Problem statement »
Check each line of the data for "more" and select those that have it.

Stored items:
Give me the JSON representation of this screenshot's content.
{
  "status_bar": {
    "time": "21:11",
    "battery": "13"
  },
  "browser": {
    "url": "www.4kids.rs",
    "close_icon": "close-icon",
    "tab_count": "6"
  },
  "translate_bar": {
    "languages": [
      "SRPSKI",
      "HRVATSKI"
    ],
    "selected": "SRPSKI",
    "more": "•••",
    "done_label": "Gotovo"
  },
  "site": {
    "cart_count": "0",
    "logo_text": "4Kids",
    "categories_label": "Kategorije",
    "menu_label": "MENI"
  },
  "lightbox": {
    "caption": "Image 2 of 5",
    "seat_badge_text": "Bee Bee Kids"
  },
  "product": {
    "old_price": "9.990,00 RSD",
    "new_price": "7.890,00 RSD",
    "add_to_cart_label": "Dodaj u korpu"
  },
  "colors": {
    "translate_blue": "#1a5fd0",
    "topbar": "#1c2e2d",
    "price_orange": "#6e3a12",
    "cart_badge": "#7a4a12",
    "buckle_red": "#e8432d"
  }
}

--

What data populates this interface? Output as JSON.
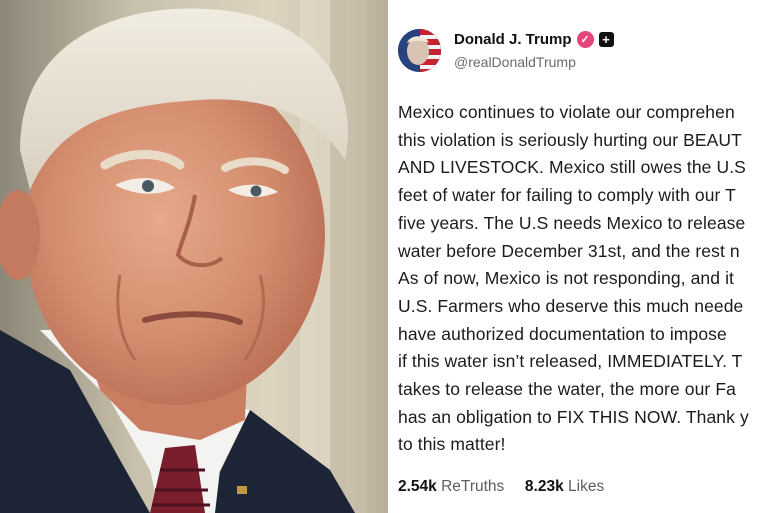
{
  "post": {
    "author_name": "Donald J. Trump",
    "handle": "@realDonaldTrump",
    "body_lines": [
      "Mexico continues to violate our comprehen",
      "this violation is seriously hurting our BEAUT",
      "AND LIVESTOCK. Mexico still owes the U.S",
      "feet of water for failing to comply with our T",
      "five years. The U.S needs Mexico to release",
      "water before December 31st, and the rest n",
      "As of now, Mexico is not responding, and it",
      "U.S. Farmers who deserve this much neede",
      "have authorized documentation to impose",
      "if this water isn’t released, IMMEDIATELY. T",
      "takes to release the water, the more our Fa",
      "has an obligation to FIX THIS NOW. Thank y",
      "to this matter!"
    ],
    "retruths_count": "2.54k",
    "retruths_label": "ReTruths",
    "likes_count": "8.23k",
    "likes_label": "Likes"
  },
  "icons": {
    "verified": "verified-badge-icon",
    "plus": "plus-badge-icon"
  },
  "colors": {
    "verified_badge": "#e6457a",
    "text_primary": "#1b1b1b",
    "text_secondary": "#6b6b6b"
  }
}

Answer for the task »
    "more": "•••",
      "takes to release the water, the more our Fa",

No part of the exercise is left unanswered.